# [Job]
Locate every line that holds the string "Order" and copy it.
# Dataset excerpts start
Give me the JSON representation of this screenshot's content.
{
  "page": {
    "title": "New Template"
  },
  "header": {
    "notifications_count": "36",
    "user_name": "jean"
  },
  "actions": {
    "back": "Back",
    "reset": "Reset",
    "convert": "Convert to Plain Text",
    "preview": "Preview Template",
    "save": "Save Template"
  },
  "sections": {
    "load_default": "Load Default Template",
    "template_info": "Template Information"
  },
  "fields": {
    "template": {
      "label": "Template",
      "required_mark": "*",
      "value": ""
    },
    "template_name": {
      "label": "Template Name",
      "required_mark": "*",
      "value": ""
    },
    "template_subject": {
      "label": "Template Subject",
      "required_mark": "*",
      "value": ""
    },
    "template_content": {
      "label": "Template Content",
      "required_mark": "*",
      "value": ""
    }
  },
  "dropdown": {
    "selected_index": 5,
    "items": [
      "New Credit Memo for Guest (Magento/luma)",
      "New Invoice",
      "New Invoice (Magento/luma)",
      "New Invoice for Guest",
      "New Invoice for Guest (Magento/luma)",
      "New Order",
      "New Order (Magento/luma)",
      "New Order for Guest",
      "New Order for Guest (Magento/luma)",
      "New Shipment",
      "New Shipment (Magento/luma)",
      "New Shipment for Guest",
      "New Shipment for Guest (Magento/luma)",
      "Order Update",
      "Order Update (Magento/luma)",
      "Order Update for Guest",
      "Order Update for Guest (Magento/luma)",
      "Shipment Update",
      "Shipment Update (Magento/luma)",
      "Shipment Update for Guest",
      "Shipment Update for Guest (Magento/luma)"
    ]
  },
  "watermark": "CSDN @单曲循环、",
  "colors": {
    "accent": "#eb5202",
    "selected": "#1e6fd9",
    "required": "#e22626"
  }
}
# Dataset excerpts end
# [Full solution]
      "New Order",
      "New Order (Magento/luma)",
      "New Order for Guest",
      "New Order for Guest (Magento/luma)",
      "Order Update",
      "Order Update (Magento/luma)",
      "Order Update for Guest",
      "Order Update for Guest (Magento/luma)",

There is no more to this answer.